- **What you should do**
Each line of the listing must be transcribed exactly, except for the images, which should be excluded.

- **Source material**
· · · ·
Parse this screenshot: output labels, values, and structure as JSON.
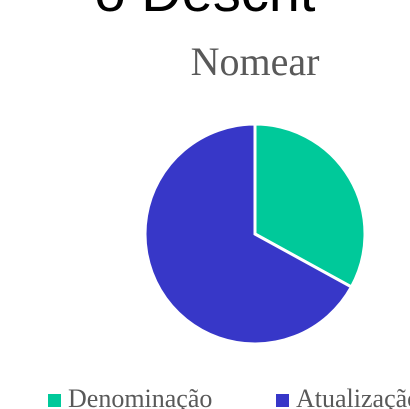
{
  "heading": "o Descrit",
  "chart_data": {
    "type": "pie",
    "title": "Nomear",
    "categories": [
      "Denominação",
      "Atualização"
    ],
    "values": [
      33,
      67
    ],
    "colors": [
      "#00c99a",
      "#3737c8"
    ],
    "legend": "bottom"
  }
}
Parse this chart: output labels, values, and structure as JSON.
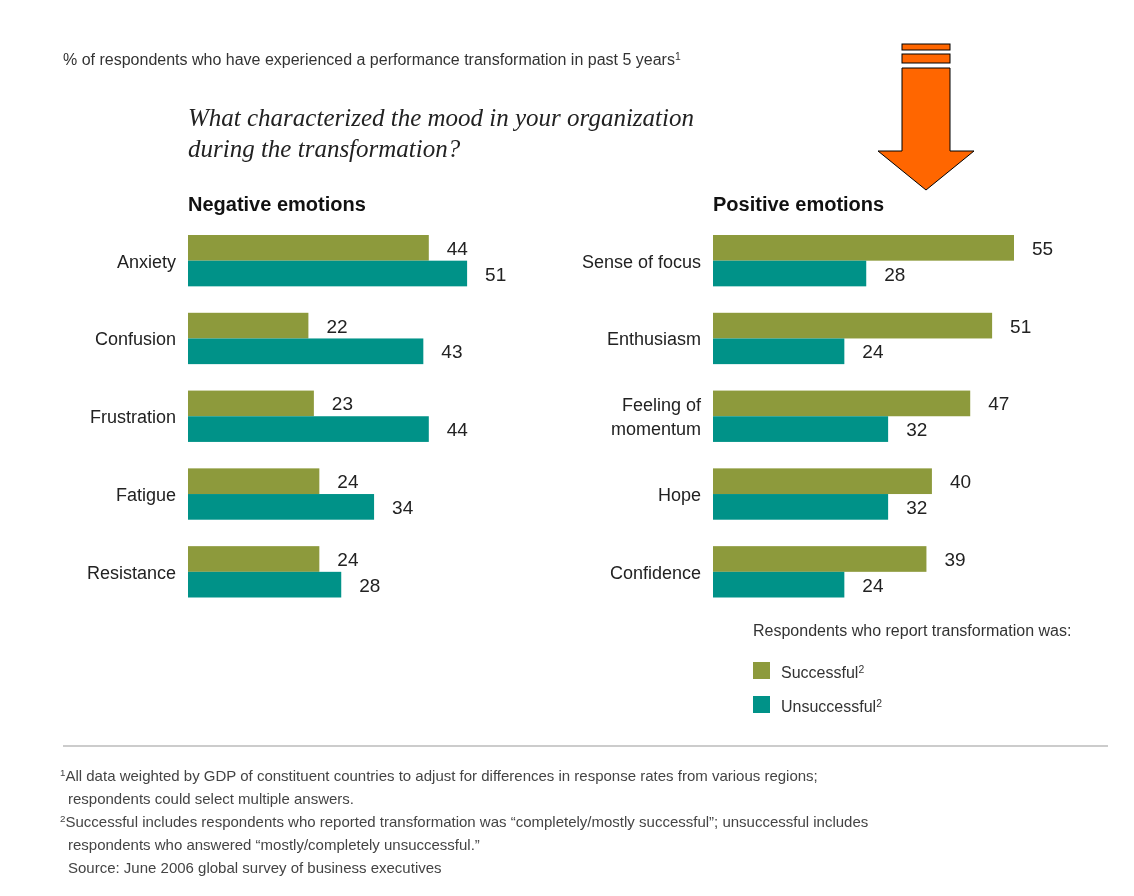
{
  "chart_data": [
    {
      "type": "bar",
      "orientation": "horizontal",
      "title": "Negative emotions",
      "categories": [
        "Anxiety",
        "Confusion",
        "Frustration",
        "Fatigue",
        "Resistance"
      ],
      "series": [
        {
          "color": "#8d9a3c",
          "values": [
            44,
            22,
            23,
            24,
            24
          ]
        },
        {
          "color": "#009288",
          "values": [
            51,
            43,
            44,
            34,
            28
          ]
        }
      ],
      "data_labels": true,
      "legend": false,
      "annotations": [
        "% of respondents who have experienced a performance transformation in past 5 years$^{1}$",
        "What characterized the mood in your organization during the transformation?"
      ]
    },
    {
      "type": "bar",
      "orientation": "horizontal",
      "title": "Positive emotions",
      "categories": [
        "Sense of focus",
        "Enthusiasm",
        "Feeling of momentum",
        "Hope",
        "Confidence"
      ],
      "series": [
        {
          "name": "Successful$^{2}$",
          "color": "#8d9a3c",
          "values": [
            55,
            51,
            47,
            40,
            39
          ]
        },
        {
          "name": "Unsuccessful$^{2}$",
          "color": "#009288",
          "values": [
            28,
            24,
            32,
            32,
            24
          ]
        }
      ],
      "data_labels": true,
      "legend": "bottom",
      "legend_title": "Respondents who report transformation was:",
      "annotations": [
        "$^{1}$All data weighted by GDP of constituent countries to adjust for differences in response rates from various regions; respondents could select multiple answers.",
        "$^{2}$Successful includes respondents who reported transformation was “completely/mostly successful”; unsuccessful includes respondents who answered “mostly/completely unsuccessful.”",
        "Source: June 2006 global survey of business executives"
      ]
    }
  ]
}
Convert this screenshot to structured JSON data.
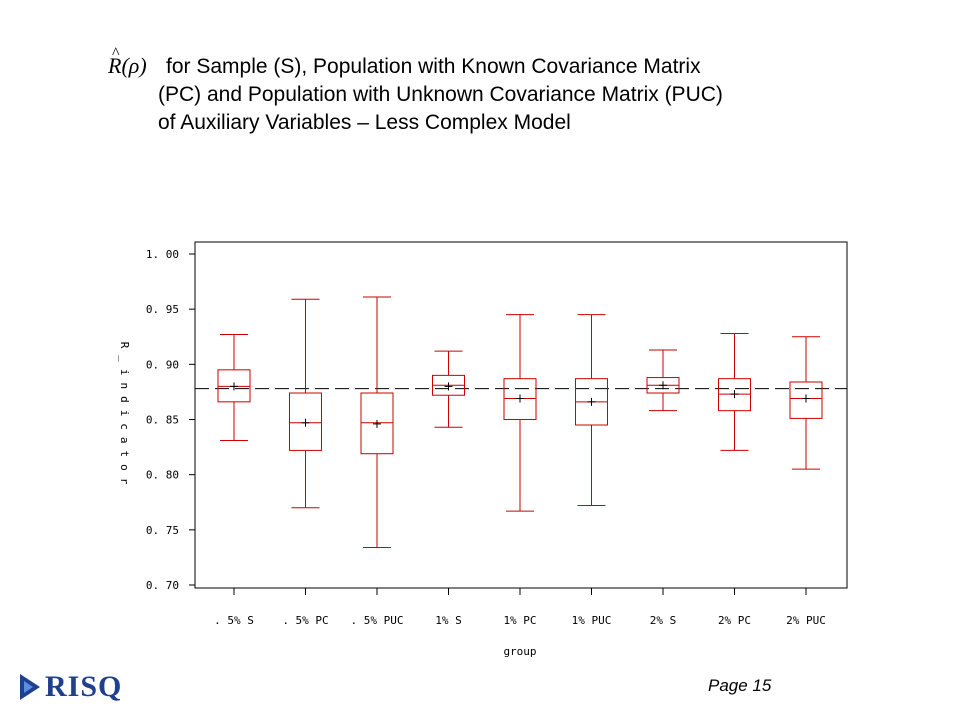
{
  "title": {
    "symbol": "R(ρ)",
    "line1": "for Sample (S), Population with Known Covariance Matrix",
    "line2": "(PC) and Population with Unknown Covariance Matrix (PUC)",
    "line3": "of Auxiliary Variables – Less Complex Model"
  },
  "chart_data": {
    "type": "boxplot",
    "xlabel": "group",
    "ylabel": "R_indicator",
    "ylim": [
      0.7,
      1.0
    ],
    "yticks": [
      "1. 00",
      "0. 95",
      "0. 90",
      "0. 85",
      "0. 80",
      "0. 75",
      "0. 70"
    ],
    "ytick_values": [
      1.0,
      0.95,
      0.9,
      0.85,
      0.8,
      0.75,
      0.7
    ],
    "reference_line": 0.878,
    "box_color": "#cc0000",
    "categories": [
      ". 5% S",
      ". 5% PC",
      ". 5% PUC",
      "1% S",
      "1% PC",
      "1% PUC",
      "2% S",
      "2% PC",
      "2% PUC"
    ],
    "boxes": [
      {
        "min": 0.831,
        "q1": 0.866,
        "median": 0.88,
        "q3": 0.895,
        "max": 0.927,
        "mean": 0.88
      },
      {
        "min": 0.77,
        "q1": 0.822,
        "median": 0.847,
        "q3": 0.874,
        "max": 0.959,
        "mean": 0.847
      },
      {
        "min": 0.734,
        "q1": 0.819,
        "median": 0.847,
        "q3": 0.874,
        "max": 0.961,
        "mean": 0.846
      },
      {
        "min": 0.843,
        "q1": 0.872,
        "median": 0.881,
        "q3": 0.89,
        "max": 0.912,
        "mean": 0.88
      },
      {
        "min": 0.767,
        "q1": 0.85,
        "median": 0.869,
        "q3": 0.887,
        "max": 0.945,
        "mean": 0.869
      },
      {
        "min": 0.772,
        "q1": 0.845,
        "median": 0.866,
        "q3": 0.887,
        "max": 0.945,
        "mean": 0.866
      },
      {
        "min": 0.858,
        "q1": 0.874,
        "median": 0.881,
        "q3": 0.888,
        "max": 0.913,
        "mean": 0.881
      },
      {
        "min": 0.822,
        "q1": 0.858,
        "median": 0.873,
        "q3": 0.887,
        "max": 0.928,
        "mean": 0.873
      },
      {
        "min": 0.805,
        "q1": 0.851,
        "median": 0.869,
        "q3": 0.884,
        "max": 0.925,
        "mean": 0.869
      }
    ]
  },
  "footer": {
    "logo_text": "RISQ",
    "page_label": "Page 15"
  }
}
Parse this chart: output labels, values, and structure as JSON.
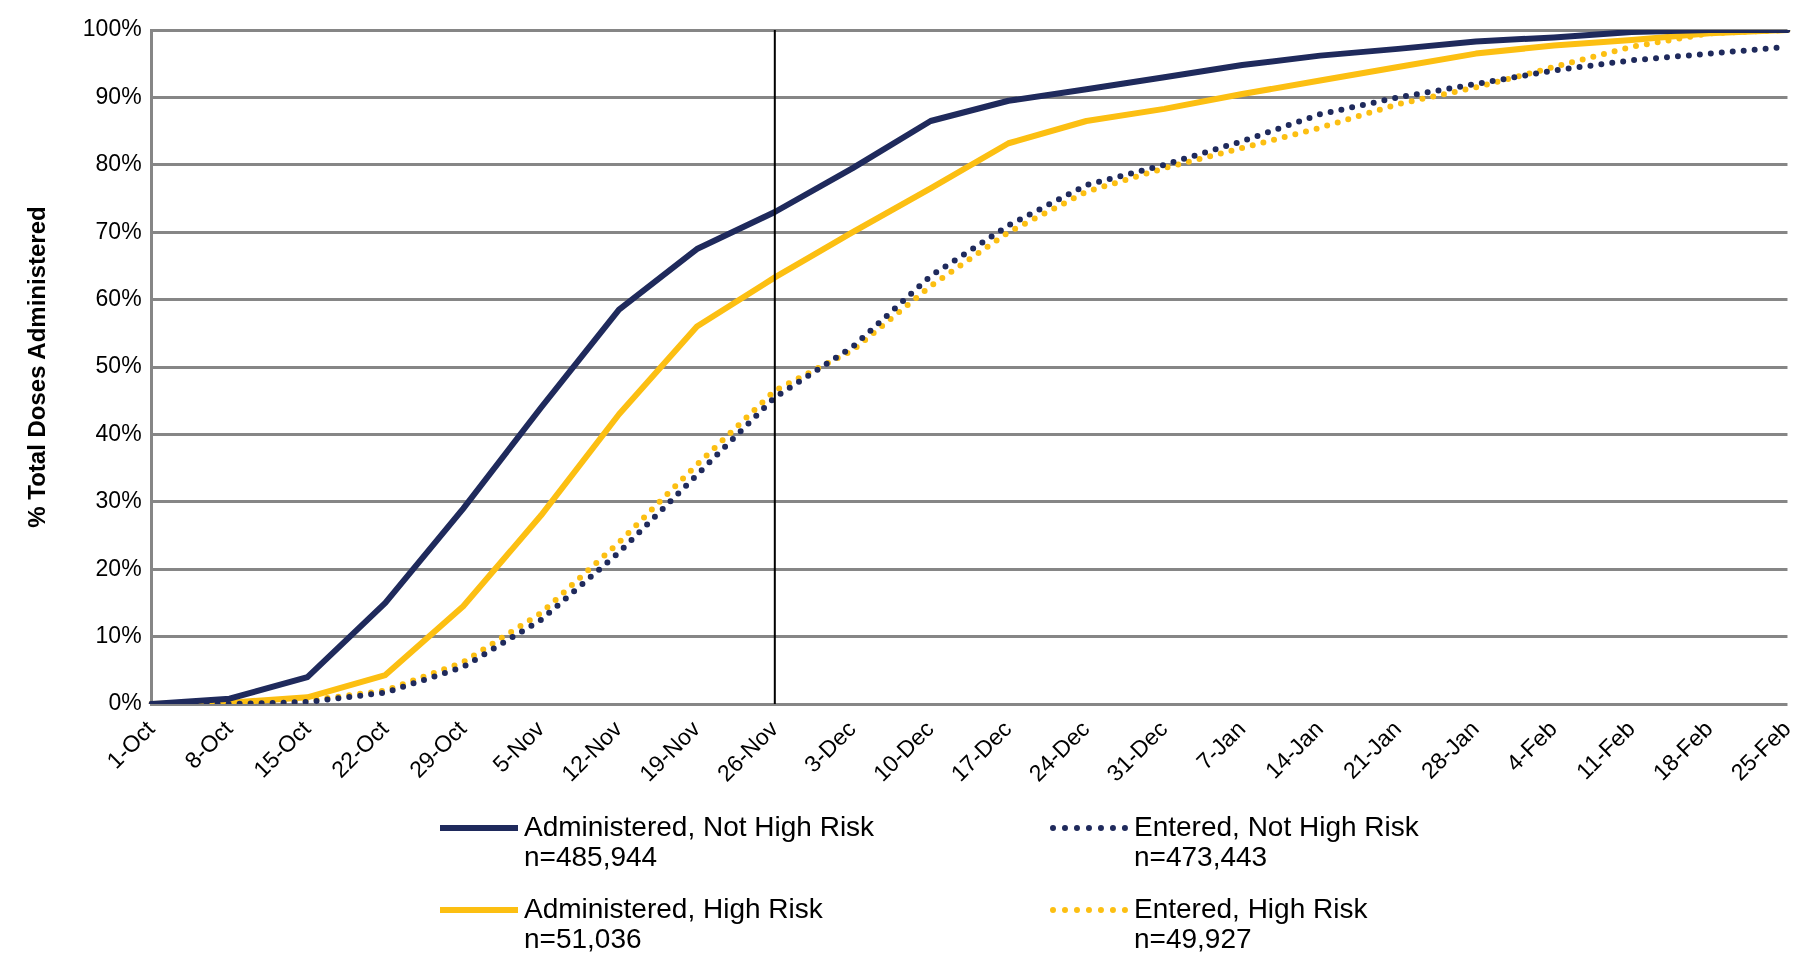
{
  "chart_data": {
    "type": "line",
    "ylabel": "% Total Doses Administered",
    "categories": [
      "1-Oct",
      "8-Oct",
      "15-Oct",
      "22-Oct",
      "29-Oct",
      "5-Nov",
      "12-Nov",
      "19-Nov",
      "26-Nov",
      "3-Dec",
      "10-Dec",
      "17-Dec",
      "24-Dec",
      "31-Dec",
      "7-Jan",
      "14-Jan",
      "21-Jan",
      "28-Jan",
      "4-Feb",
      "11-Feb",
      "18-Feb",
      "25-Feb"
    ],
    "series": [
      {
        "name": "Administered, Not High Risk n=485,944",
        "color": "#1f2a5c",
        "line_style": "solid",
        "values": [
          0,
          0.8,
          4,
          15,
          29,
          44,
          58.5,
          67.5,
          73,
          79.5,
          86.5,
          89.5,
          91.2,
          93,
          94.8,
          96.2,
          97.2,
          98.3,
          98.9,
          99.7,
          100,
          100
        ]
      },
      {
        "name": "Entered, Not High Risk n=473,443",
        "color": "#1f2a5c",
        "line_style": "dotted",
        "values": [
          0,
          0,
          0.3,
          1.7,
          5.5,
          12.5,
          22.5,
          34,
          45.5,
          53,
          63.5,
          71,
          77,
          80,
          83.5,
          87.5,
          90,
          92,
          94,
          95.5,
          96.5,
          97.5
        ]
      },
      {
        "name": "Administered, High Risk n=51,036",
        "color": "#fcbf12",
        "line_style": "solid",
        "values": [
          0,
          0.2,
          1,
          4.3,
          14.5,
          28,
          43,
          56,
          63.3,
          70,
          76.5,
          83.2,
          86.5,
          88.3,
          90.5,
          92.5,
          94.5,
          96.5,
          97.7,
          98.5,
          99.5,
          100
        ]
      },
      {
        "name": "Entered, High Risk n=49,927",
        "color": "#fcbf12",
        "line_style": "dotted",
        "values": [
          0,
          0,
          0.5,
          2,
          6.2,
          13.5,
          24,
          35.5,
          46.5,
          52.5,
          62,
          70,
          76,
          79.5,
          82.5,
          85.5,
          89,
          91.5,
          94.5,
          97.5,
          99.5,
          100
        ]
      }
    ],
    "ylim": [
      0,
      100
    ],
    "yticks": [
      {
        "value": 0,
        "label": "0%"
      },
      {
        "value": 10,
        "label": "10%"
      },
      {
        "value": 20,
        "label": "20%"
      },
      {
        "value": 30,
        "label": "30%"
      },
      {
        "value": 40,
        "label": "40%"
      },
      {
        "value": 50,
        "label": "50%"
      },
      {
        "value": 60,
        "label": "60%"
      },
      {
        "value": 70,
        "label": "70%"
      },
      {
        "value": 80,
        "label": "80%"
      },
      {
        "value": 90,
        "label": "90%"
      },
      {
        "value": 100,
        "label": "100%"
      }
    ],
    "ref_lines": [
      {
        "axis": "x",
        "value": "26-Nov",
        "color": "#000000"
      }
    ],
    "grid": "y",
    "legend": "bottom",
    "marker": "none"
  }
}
· · · ·
- **Answer to this problem**
Parse this screenshot: output labels, values, and structure as JSON.
{
  "heading": "o Descrit",
  "chart_data": {
    "type": "pie",
    "title": "Nomear",
    "categories": [
      "Denominação",
      "Atualização"
    ],
    "values": [
      33,
      67
    ],
    "colors": [
      "#00c99a",
      "#3737c8"
    ],
    "legend": "bottom"
  }
}
Parse this chart: output labels, values, and structure as JSON.
{
  "chart_data": [
    {
      "type": "bar",
      "orientation": "horizontal",
      "title": "Negative emotions",
      "categories": [
        "Anxiety",
        "Confusion",
        "Frustration",
        "Fatigue",
        "Resistance"
      ],
      "series": [
        {
          "color": "#8d9a3c",
          "values": [
            44,
            22,
            23,
            24,
            24
          ]
        },
        {
          "color": "#009288",
          "values": [
            51,
            43,
            44,
            34,
            28
          ]
        }
      ],
      "data_labels": true,
      "legend": false,
      "annotations": [
        "% of respondents who have experienced a performance transformation in past 5 years$^{1}$",
        "What characterized the mood in your organization during the transformation?"
      ]
    },
    {
      "type": "bar",
      "orientation": "horizontal",
      "title": "Positive emotions",
      "categories": [
        "Sense of focus",
        "Enthusiasm",
        "Feeling of momentum",
        "Hope",
        "Confidence"
      ],
      "series": [
        {
          "name": "Successful$^{2}$",
          "color": "#8d9a3c",
          "values": [
            55,
            51,
            47,
            40,
            39
          ]
        },
        {
          "name": "Unsuccessful$^{2}$",
          "color": "#009288",
          "values": [
            28,
            24,
            32,
            32,
            24
          ]
        }
      ],
      "data_labels": true,
      "legend": "bottom",
      "legend_title": "Respondents who report transformation was:",
      "annotations": [
        "$^{1}$All data weighted by GDP of constituent countries to adjust for differences in response rates from various regions; respondents could select multiple answers.",
        "$^{2}$Successful includes respondents who reported transformation was “completely/mostly successful”; unsuccessful includes respondents who answered “mostly/completely unsuccessful.”",
        "Source: June 2006 global survey of business executives"
      ]
    }
  ]
}
Convert this screenshot to structured JSON data.
{
  "title": {
    "symbol": "R(ρ)",
    "line1": "for Sample (S), Population with Known Covariance Matrix",
    "line2": "(PC) and Population with Unknown Covariance Matrix (PUC)",
    "line3": "of Auxiliary Variables – Less Complex Model"
  },
  "chart_data": {
    "type": "boxplot",
    "xlabel": "group",
    "ylabel": "R_indicator",
    "ylim": [
      0.7,
      1.0
    ],
    "yticks": [
      "1. 00",
      "0. 95",
      "0. 90",
      "0. 85",
      "0. 80",
      "0. 75",
      "0. 70"
    ],
    "ytick_values": [
      1.0,
      0.95,
      0.9,
      0.85,
      0.8,
      0.75,
      0.7
    ],
    "reference_line": 0.878,
    "box_color": "#cc0000",
    "categories": [
      ". 5% S",
      ". 5% PC",
      ". 5% PUC",
      "1% S",
      "1% PC",
      "1% PUC",
      "2% S",
      "2% PC",
      "2% PUC"
    ],
    "boxes": [
      {
        "min": 0.831,
        "q1": 0.866,
        "median": 0.88,
        "q3": 0.895,
        "max": 0.927,
        "mean": 0.88
      },
      {
        "min": 0.77,
        "q1": 0.822,
        "median": 0.847,
        "q3": 0.874,
        "max": 0.959,
        "mean": 0.847
      },
      {
        "min": 0.734,
        "q1": 0.819,
        "median": 0.847,
        "q3": 0.874,
        "max": 0.961,
        "mean": 0.846
      },
      {
        "min": 0.843,
        "q1": 0.872,
        "median": 0.881,
        "q3": 0.89,
        "max": 0.912,
        "mean": 0.88
      },
      {
        "min": 0.767,
        "q1": 0.85,
        "median": 0.869,
        "q3": 0.887,
        "max": 0.945,
        "mean": 0.869
      },
      {
        "min": 0.772,
        "q1": 0.845,
        "median": 0.866,
        "q3": 0.887,
        "max": 0.945,
        "mean": 0.866
      },
      {
        "min": 0.858,
        "q1": 0.874,
        "median": 0.881,
        "q3": 0.888,
        "max": 0.913,
        "mean": 0.881
      },
      {
        "min": 0.822,
        "q1": 0.858,
        "median": 0.873,
        "q3": 0.887,
        "max": 0.928,
        "mean": 0.873
      },
      {
        "min": 0.805,
        "q1": 0.851,
        "median": 0.869,
        "q3": 0.884,
        "max": 0.925,
        "mean": 0.869
      }
    ]
  },
  "footer": {
    "logo_text": "RISQ",
    "page_label": "Page 15"
  }
}
Parse this chart: output labels, values, and structure as JSON.
{
  "chart_data": {
    "type": "line",
    "ylabel": "% Total Doses Administered",
    "categories": [
      "1-Oct",
      "8-Oct",
      "15-Oct",
      "22-Oct",
      "29-Oct",
      "5-Nov",
      "12-Nov",
      "19-Nov",
      "26-Nov",
      "3-Dec",
      "10-Dec",
      "17-Dec",
      "24-Dec",
      "31-Dec",
      "7-Jan",
      "14-Jan",
      "21-Jan",
      "28-Jan",
      "4-Feb",
      "11-Feb",
      "18-Feb",
      "25-Feb"
    ],
    "series": [
      {
        "name": "Administered, Not High Risk n=485,944",
        "color": "#1f2a5c",
        "line_style": "solid",
        "values": [
          0,
          0.8,
          4,
          15,
          29,
          44,
          58.5,
          67.5,
          73,
          79.5,
          86.5,
          89.5,
          91.2,
          93,
          94.8,
          96.2,
          97.2,
          98.3,
          98.9,
          99.7,
          100,
          100
        ]
      },
      {
        "name": "Entered, Not High Risk n=473,443",
        "color": "#1f2a5c",
        "line_style": "dotted",
        "values": [
          0,
          0,
          0.3,
          1.7,
          5.5,
          12.5,
          22.5,
          34,
          45.5,
          53,
          63.5,
          71,
          77,
          80,
          83.5,
          87.5,
          90,
          92,
          94,
          95.5,
          96.5,
          97.5
        ]
      },
      {
        "name": "Administered, High Risk n=51,036",
        "color": "#fcbf12",
        "line_style": "solid",
        "values": [
          0,
          0.2,
          1,
          4.3,
          14.5,
          28,
          43,
          56,
          63.3,
          70,
          76.5,
          83.2,
          86.5,
          88.3,
          90.5,
          92.5,
          94.5,
          96.5,
          97.7,
          98.5,
          99.5,
          100
        ]
      },
      {
        "name": "Entered, High Risk n=49,927",
        "color": "#fcbf12",
        "line_style": "dotted",
        "values": [
          0,
          0,
          0.5,
          2,
          6.2,
          13.5,
          24,
          35.5,
          46.5,
          52.5,
          62,
          70,
          76,
          79.5,
          82.5,
          85.5,
          89,
          91.5,
          94.5,
          97.5,
          99.5,
          100
        ]
      }
    ],
    "ylim": [
      0,
      100
    ],
    "yticks": [
      {
        "value": 0,
        "label": "0%"
      },
      {
        "value": 10,
        "label": "10%"
      },
      {
        "value": 20,
        "label": "20%"
      },
      {
        "value": 30,
        "label": "30%"
      },
      {
        "value": 40,
        "label": "40%"
      },
      {
        "value": 50,
        "label": "50%"
      },
      {
        "value": 60,
        "label": "60%"
      },
      {
        "value": 70,
        "label": "70%"
      },
      {
        "value": 80,
        "label": "80%"
      },
      {
        "value": 90,
        "label": "90%"
      },
      {
        "value": 100,
        "label": "100%"
      }
    ],
    "ref_lines": [
      {
        "axis": "x",
        "value": "26-Nov",
        "color": "#000000"
      }
    ],
    "grid": "y",
    "legend": "bottom",
    "marker": "none"
  }
}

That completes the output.